Exercise
Copy the passage of the Finding Wild review starting with "Two children go" and going on through "in the book.", and swap "lakes" for "rivers".

--- start of Reading passage ---

Finding Wild

Illustrated by Abigail Halpin

“It pushes through cracks and crannies and steals back forgotten places.”

Two children go on a wild adventure, leaving behind the order of the city and embracing the chaos of the wilderness. They walk through dark forests and jump into cool lakes; they meet colorful fields of flowers and rocky mountain faces. They are wholly present in every landscape they encounter. In this journey, both external and internal selves are rejuvenated through their interaction with nature, at first tentatively and then with hearts as wide and open as the spaces shown in the book.

This book is an active resistance of what has been described as environmental generational disorder. Simply by placing the two protagonists in lush and varied landscapes, the creators avoid an anthropocentric view of the world; instead, nature takes on the indefinable, intriguing aspects usually reserved for human characters. The characters have no dialogue, and their only action in the book is finding wilderness, telling readers that the most important step to letting the natural world into your life is to notice it. Researchers like E. O. Wilson have written about our innate love of the environment, and it has been cited as a vital step to combating the climate catastrophe and the biodiversity crisis. This book opens a door to the joys of being with nature and being in nature.

--- end of Reading passage ---
--- start of Data extract ---

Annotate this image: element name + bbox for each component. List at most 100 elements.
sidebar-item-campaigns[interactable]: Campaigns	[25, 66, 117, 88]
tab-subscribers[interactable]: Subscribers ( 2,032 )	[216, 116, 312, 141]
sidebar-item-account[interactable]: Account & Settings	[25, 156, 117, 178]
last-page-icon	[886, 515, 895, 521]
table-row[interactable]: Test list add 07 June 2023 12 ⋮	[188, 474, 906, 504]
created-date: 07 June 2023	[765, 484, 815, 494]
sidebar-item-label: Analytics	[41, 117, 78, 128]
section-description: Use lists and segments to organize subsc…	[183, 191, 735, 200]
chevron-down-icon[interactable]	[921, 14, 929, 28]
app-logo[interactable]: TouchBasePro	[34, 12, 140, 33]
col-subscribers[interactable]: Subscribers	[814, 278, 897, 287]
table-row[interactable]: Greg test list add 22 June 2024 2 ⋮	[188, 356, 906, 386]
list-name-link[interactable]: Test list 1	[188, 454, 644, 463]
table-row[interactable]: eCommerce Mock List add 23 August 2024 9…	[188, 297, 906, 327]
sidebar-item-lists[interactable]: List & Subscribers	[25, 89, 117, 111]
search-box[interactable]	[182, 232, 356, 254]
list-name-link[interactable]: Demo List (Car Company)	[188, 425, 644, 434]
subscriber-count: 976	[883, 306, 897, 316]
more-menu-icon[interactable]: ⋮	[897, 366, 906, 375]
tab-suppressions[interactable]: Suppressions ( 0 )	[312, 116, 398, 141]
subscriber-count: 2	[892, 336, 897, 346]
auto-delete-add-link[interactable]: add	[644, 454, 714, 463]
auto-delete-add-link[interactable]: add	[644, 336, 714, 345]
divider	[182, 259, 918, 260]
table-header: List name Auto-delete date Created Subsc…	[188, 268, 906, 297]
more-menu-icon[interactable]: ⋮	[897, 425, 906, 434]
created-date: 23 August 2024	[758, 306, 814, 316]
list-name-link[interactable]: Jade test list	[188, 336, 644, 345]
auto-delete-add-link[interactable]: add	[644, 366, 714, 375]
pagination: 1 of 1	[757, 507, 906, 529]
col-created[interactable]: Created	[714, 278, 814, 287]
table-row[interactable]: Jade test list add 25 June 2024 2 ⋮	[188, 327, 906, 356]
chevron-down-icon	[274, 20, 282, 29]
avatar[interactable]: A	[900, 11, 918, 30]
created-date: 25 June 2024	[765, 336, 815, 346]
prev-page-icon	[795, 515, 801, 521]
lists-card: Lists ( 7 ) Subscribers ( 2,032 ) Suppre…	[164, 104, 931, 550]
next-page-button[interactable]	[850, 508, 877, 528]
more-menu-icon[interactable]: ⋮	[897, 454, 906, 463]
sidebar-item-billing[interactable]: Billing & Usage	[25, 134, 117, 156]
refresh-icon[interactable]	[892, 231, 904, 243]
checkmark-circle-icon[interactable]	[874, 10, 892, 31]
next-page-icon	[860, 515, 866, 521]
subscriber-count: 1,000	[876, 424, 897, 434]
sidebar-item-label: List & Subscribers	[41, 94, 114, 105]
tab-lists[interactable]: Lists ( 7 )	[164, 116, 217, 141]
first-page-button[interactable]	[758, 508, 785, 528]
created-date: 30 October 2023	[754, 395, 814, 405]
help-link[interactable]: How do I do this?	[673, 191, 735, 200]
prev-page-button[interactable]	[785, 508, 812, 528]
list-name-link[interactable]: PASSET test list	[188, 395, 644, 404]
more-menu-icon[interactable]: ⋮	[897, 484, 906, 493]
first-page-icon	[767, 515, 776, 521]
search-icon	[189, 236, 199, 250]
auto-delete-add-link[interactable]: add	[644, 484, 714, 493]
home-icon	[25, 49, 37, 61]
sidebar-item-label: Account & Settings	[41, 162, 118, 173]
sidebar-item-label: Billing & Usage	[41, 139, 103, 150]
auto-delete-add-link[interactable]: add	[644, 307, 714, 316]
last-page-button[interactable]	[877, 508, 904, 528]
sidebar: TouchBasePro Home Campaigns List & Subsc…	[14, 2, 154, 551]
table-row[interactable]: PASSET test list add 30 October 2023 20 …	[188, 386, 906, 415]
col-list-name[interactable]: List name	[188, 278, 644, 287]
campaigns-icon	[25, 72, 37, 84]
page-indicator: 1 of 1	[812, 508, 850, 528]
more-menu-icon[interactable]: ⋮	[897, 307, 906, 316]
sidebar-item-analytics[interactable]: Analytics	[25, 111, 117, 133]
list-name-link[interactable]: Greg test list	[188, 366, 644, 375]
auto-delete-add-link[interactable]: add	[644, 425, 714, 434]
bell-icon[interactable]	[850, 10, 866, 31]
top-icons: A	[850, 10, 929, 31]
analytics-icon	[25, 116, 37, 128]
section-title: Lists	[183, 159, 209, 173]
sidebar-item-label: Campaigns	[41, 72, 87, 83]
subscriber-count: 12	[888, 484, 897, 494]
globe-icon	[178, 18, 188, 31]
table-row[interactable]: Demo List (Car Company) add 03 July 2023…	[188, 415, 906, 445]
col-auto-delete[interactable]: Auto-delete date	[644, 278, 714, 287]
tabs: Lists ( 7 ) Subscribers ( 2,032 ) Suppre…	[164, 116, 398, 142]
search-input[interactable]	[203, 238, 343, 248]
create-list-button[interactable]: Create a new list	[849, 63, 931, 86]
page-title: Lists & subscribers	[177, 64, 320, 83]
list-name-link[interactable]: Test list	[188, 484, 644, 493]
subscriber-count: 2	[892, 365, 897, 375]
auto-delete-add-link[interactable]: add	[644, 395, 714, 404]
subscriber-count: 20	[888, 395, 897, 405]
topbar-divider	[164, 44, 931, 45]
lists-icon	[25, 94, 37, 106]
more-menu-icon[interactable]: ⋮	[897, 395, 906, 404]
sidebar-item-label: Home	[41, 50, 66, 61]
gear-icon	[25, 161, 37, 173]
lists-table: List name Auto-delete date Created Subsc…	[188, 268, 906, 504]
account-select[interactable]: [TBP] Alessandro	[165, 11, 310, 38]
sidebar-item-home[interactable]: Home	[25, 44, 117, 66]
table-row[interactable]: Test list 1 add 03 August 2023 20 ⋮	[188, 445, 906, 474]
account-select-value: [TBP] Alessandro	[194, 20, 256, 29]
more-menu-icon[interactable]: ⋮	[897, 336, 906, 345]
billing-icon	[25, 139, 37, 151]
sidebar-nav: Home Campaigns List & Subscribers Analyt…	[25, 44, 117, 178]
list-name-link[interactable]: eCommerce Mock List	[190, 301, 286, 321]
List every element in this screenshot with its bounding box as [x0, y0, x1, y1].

--- end of Data extract ---
--- start of Data extract ---

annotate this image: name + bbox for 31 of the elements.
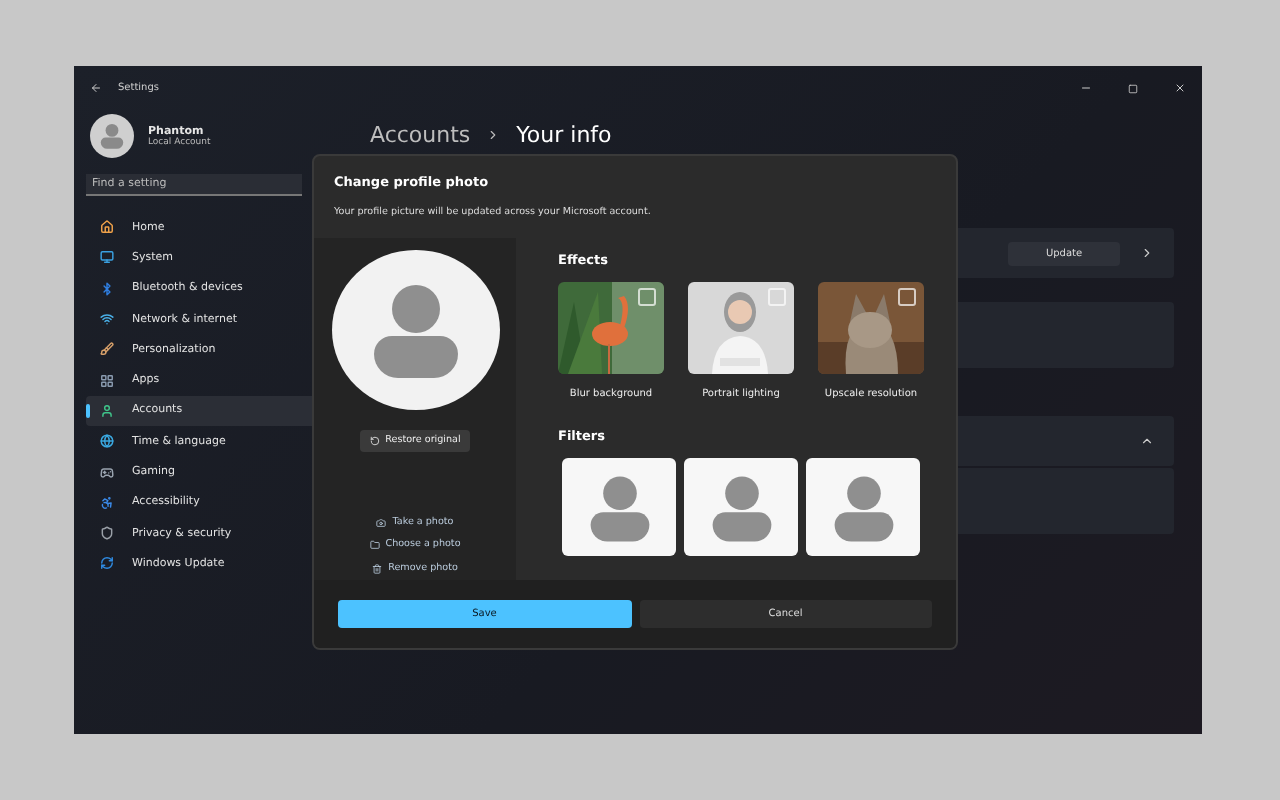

--- end of Data extract ---

Response to this task
Two children go on a wild adventure, leaving behind the order of the city and embracing the chaos of the wilderness. They walk through dark forests and jump into cool rivers; they meet colorful fields of flowers and rocky mountain faces. They are wholly present in every landscape they encounter. In this journey, both external and internal selves are rejuvenated through their interaction with nature, at first tentatively and then with hearts as wide and open as the spaces shown in the book.